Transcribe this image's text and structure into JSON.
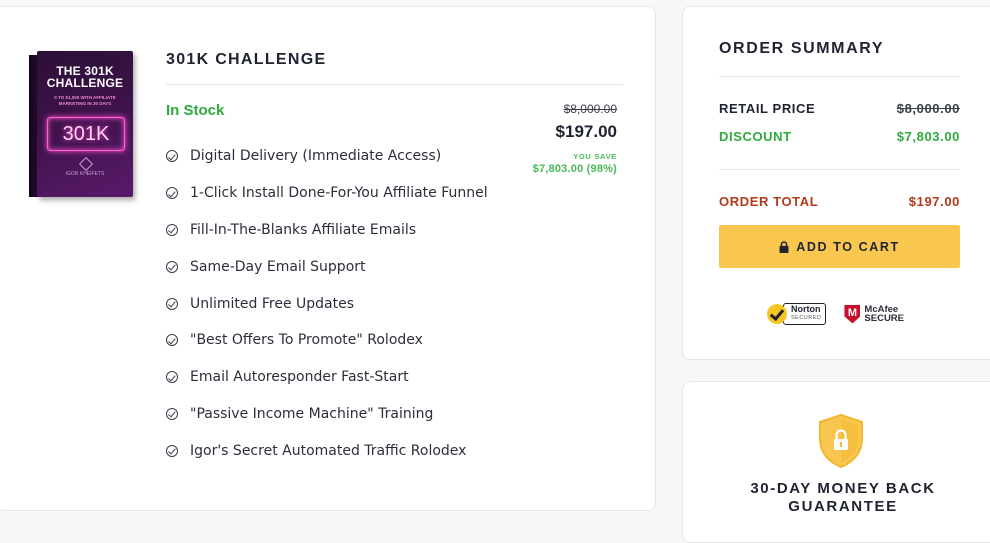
{
  "product": {
    "box_title": "THE 301K CHALLENGE",
    "box_subtitle": "0 TO $1,000 WITH AFFILIATE MARKETING IN 30 DAYS",
    "box_neon": "301K",
    "box_brand": "IGOR KHEIFETS",
    "title": "301K CHALLENGE",
    "stock": "In Stock",
    "old_price": "$8,000.00",
    "new_price": "$197.00",
    "you_save_label": "YOU SAVE",
    "save_amount": "$7,803.00 (98%)",
    "features": [
      "Digital Delivery (Immediate Access)",
      "1-Click Install Done-For-You Affiliate Funnel",
      "Fill-In-The-Blanks Affiliate Emails",
      "Same-Day Email Support",
      "Unlimited Free Updates",
      "\"Best Offers To Promote\" Rolodex",
      "Email Autoresponder Fast-Start",
      "\"Passive Income Machine\" Training",
      "Igor's Secret Automated Traffic Rolodex"
    ]
  },
  "summary": {
    "title": "ORDER SUMMARY",
    "retail_label": "RETAIL PRICE",
    "retail_value": "$8,000.00",
    "discount_label": "DISCOUNT",
    "discount_value": "$7,803.00",
    "total_label": "ORDER TOTAL",
    "total_value": "$197.00",
    "cart_button": "ADD TO CART",
    "norton_name": "Norton",
    "norton_sub": "SECURED",
    "mcafee_line1": "McAfee",
    "mcafee_line2": "SECURE"
  },
  "guarantee": {
    "line1": "30-DAY MONEY BACK",
    "line2": "GUARANTEE"
  },
  "colors": {
    "accent_green": "#2eaa3e",
    "total_red": "#b23a1d",
    "button_yellow": "#f9c74f"
  }
}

----------

What you are asked to do
Search the entries for "Rolodex" and copy out each line that has it.

Result of the exercise
      "\"Best Offers To Promote\" Rolodex",
      "Igor's Secret Automated Traffic Rolodex"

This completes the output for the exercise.